Data to process:
[start]

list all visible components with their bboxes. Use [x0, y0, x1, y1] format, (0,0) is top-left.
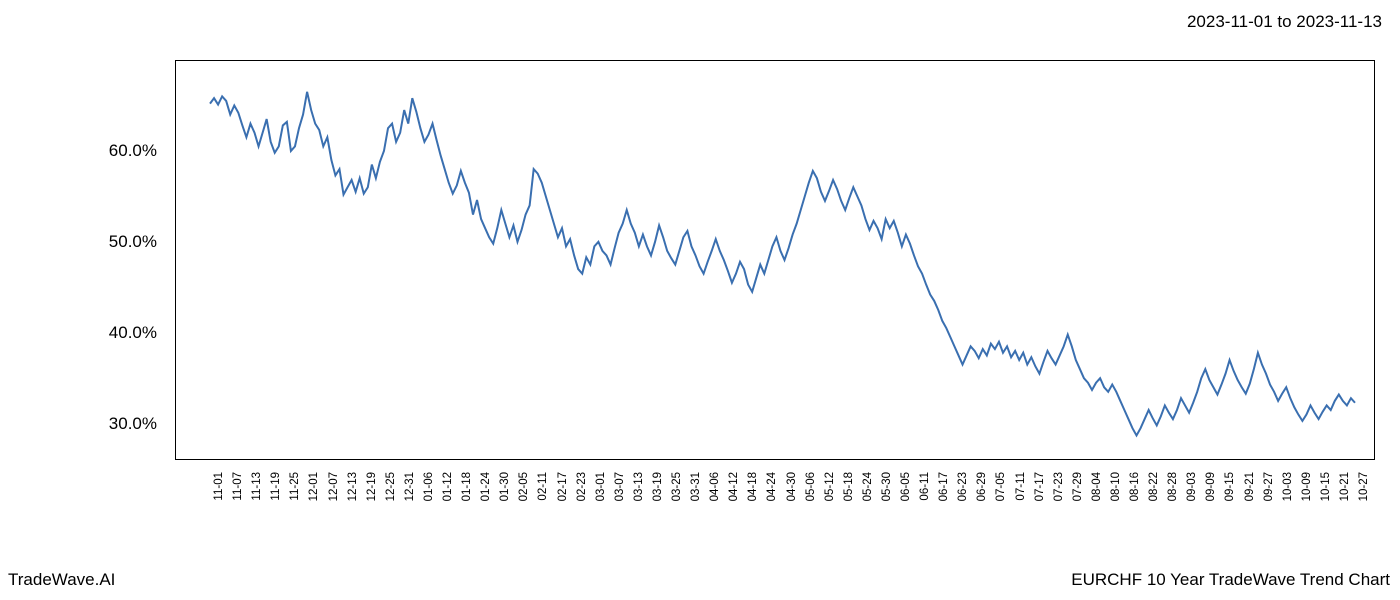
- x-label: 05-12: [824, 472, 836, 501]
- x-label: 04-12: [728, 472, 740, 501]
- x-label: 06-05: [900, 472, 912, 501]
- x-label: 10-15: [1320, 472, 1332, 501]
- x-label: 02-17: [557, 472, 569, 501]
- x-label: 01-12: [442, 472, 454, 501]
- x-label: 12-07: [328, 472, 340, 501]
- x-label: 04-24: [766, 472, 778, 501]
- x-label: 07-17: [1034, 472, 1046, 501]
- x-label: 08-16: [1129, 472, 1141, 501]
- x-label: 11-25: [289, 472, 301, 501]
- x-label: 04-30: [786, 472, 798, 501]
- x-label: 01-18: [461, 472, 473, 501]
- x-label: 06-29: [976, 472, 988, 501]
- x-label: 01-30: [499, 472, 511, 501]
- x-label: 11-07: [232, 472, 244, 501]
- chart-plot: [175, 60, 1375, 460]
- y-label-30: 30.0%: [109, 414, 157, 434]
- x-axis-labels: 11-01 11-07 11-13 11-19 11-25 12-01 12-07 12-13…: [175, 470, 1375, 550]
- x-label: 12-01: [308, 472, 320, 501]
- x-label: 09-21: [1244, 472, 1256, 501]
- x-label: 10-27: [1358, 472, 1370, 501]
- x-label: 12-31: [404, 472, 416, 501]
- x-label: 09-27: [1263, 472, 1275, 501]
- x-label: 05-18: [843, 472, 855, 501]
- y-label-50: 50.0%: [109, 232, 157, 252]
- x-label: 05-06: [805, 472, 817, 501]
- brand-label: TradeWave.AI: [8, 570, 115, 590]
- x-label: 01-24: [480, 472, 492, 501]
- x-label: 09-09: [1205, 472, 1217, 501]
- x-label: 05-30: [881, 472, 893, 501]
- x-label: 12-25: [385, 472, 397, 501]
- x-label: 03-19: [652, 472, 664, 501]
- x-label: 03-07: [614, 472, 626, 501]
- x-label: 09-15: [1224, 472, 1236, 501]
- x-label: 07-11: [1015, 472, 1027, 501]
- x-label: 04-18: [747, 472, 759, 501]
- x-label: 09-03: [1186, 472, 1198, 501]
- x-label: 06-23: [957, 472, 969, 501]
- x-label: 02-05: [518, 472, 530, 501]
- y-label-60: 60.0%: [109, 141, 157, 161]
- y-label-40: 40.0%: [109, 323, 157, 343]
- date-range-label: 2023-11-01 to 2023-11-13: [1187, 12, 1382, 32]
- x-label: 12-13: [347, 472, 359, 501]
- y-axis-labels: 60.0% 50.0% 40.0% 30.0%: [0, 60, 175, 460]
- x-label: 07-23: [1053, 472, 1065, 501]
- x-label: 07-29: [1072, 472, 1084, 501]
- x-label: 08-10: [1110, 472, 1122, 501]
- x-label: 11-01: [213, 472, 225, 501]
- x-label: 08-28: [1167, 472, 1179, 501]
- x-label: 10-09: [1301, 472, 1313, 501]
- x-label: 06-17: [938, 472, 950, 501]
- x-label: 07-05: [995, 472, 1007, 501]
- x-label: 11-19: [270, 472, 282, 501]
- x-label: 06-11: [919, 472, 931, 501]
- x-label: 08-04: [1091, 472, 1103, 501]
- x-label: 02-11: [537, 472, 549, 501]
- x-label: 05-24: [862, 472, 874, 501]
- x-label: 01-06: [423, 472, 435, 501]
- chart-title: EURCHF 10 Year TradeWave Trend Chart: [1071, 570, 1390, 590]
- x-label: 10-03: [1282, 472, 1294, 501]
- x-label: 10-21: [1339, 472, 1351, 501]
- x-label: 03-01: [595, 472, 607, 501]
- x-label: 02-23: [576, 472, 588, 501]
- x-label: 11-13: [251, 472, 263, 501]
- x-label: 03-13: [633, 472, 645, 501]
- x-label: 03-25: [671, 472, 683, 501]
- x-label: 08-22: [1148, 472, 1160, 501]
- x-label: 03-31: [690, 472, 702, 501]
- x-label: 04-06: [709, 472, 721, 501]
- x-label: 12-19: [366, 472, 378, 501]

[end]
[start]

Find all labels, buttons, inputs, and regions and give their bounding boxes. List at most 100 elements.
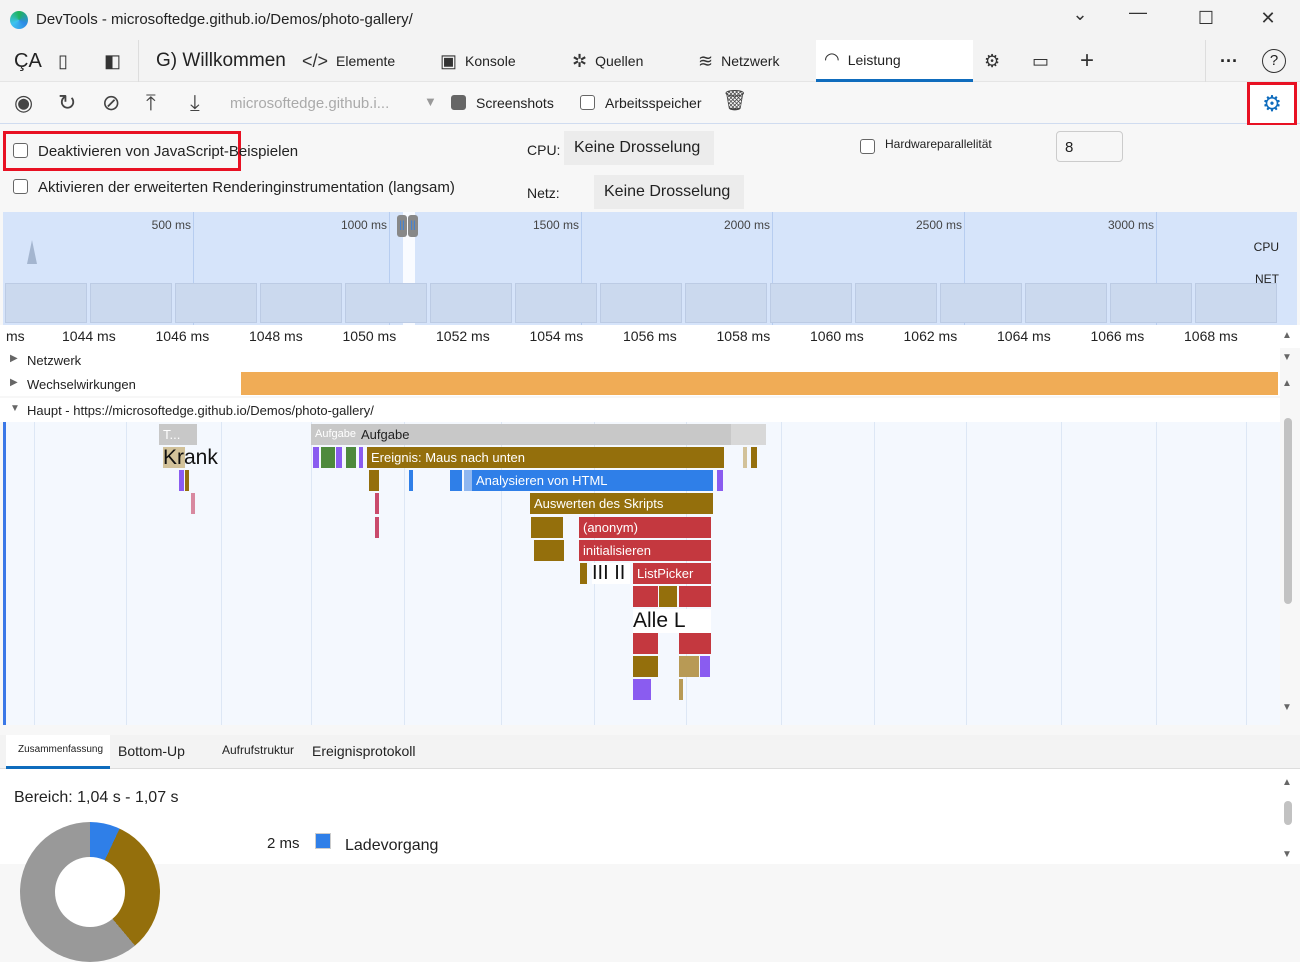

[end]

Task description:
Quote the material above word for word, from the line containing "list all visible" through the line containing "- x-label: 07-17: [1034, 472, 1046, 501]", including both of those lines and leaving out the pictures.

Solution to this exercise:
list all visible components with their bboxes. Use [x0, y0, x1, y1] format, (0,0) is top-left.
- x-label: 05-12: [824, 472, 836, 501]
- x-label: 04-12: [728, 472, 740, 501]
- x-label: 06-05: [900, 472, 912, 501]
- x-label: 10-15: [1320, 472, 1332, 501]
- x-label: 02-17: [557, 472, 569, 501]
- x-label: 01-12: [442, 472, 454, 501]
- x-label: 12-07: [328, 472, 340, 501]
- x-label: 04-24: [766, 472, 778, 501]
- x-label: 07-17: [1034, 472, 1046, 501]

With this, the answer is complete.